====== Given information

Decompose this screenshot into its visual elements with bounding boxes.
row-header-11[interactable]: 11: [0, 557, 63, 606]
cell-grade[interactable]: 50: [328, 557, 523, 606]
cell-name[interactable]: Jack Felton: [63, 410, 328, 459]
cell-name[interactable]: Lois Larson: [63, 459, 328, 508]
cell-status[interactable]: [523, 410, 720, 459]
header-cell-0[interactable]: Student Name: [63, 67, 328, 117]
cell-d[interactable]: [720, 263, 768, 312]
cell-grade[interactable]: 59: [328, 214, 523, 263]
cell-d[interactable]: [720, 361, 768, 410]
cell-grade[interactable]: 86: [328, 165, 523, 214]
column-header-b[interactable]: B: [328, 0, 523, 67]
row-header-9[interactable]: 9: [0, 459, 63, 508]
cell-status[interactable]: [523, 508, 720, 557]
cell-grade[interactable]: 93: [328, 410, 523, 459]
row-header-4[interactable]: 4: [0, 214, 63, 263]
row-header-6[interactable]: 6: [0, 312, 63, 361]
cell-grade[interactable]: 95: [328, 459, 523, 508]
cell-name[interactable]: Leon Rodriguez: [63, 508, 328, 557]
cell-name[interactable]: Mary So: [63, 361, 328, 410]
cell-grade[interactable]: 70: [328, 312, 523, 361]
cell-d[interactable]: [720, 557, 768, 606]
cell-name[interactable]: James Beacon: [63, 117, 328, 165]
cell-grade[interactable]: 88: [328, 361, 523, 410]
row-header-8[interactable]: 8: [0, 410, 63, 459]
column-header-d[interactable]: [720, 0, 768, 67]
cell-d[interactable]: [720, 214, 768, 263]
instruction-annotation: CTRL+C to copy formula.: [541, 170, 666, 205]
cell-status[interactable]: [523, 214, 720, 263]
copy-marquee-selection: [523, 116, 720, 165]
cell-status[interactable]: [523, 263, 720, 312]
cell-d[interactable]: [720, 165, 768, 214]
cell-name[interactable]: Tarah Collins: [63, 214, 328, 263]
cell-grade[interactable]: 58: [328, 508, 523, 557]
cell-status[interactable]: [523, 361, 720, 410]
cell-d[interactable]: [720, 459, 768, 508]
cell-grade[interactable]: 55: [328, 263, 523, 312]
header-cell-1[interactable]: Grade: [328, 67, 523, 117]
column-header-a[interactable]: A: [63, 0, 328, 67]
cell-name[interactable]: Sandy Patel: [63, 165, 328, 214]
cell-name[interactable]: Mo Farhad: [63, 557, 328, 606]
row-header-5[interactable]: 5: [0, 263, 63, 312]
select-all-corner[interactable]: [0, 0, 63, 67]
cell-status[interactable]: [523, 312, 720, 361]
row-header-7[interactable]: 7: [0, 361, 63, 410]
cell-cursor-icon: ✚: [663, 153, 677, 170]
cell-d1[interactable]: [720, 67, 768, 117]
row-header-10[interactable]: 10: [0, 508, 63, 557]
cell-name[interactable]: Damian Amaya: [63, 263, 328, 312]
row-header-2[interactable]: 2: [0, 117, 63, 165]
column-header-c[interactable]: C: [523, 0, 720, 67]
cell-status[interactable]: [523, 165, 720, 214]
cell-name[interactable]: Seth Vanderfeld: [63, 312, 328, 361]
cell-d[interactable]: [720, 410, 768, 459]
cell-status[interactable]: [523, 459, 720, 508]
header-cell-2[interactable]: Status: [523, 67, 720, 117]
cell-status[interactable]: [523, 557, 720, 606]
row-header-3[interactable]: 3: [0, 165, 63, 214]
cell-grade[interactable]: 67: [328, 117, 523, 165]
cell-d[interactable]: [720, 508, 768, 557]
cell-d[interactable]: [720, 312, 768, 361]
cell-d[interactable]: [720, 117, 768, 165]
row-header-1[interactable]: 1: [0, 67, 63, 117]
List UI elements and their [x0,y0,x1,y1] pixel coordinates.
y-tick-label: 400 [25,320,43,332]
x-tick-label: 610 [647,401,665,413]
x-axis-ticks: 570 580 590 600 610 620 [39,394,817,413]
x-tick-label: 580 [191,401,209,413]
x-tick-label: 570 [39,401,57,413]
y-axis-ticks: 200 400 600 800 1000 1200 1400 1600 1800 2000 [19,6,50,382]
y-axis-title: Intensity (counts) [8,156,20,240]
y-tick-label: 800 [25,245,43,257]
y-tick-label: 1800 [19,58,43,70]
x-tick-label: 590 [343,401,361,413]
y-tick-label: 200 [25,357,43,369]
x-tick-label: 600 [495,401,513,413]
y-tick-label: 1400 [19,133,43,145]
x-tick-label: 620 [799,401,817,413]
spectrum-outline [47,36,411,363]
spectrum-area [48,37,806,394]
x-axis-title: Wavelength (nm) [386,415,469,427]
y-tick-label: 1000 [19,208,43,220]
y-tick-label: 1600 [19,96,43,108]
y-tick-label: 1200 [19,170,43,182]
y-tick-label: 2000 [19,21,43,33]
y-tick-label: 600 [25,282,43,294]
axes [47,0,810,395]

============

Challenge »
Return every line of the material above verbatim.

Solution to this exercise »
Decompose this screenshot into its visual elements with bounding boxes.
row-header-11[interactable]: 11: [0, 557, 63, 606]
cell-grade[interactable]: 50: [328, 557, 523, 606]
cell-name[interactable]: Jack Felton: [63, 410, 328, 459]
cell-name[interactable]: Lois Larson: [63, 459, 328, 508]
cell-status[interactable]: [523, 410, 720, 459]
header-cell-0[interactable]: Student Name: [63, 67, 328, 117]
cell-d[interactable]: [720, 263, 768, 312]
cell-grade[interactable]: 59: [328, 214, 523, 263]
cell-d[interactable]: [720, 361, 768, 410]
cell-grade[interactable]: 86: [328, 165, 523, 214]
column-header-b[interactable]: B: [328, 0, 523, 67]
row-header-9[interactable]: 9: [0, 459, 63, 508]
cell-status[interactable]: [523, 508, 720, 557]
cell-grade[interactable]: 93: [328, 410, 523, 459]
row-header-4[interactable]: 4: [0, 214, 63, 263]
row-header-6[interactable]: 6: [0, 312, 63, 361]
cell-grade[interactable]: 95: [328, 459, 523, 508]
cell-name[interactable]: Leon Rodriguez: [63, 508, 328, 557]
cell-name[interactable]: Mary So: [63, 361, 328, 410]
cell-grade[interactable]: 70: [328, 312, 523, 361]
cell-d[interactable]: [720, 557, 768, 606]
cell-name[interactable]: James Beacon: [63, 117, 328, 165]
cell-grade[interactable]: 88: [328, 361, 523, 410]
row-header-8[interactable]: 8: [0, 410, 63, 459]
column-header-d[interactable]: [720, 0, 768, 67]
cell-d[interactable]: [720, 214, 768, 263]
instruction-annotation: CTRL+C to copy formula.: [541, 170, 666, 205]
cell-status[interactable]: [523, 214, 720, 263]
copy-marquee-selection: [523, 116, 720, 165]
cell-status[interactable]: [523, 263, 720, 312]
cell-d[interactable]: [720, 165, 768, 214]
cell-name[interactable]: Tarah Collins: [63, 214, 328, 263]
cell-grade[interactable]: 58: [328, 508, 523, 557]
cell-status[interactable]: [523, 361, 720, 410]
cell-d[interactable]: [720, 459, 768, 508]
cell-grade[interactable]: 55: [328, 263, 523, 312]
header-cell-1[interactable]: Grade: [328, 67, 523, 117]
column-header-a[interactable]: A: [63, 0, 328, 67]
cell-name[interactable]: Sandy Patel: [63, 165, 328, 214]
cell-name[interactable]: Mo Farhad: [63, 557, 328, 606]
row-header-5[interactable]: 5: [0, 263, 63, 312]
select-all-corner[interactable]: [0, 0, 63, 67]
cell-status[interactable]: [523, 312, 720, 361]
row-header-7[interactable]: 7: [0, 361, 63, 410]
cell-cursor-icon: ✚: [663, 153, 677, 170]
cell-d1[interactable]: [720, 67, 768, 117]
row-header-10[interactable]: 10: [0, 508, 63, 557]
cell-name[interactable]: Damian Amaya: [63, 263, 328, 312]
row-header-2[interactable]: 2: [0, 117, 63, 165]
column-header-c[interactable]: C: [523, 0, 720, 67]
cell-status[interactable]: [523, 165, 720, 214]
cell-name[interactable]: Seth Vanderfeld: [63, 312, 328, 361]
cell-d[interactable]: [720, 410, 768, 459]
cell-status[interactable]: [523, 459, 720, 508]
header-cell-2[interactable]: Status: [523, 67, 720, 117]
cell-status[interactable]: [523, 557, 720, 606]
row-header-3[interactable]: 3: [0, 165, 63, 214]
cell-grade[interactable]: 67: [328, 117, 523, 165]
cell-d[interactable]: [720, 508, 768, 557]
cell-d[interactable]: [720, 312, 768, 361]
cell-d[interactable]: [720, 117, 768, 165]
row-header-1[interactable]: 1: [0, 67, 63, 117]
List UI elements and their [x0,y0,x1,y1] pixel coordinates.
y-tick-label: 400 [25,320,43,332]
x-tick-label: 610 [647,401,665,413]
x-axis-ticks: 570 580 590 600 610 620 [39,394,817,413]
x-tick-label: 580 [191,401,209,413]
x-tick-label: 570 [39,401,57,413]
y-axis-ticks: 200 400 600 800 1000 1200 1400 1600 1800 2000 [19,6,50,382]
y-axis-title: Intensity (counts) [8,156,20,240]
y-tick-label: 800 [25,245,43,257]
y-tick-label: 1800 [19,58,43,70]
x-tick-label: 590 [343,401,361,413]
y-tick-label: 200 [25,357,43,369]
x-tick-label: 600 [495,401,513,413]
y-tick-label: 1400 [19,133,43,145]
x-tick-label: 620 [799,401,817,413]
spectrum-outline [47,36,411,363]
spectrum-area [48,37,806,394]
x-axis-title: Wavelength (nm) [386,415,469,427]
y-tick-label: 1000 [19,208,43,220]
y-tick-label: 1600 [19,96,43,108]
y-tick-label: 1200 [19,170,43,182]
y-tick-label: 2000 [19,21,43,33]
y-tick-label: 600 [25,282,43,294]
axes [47,0,810,395]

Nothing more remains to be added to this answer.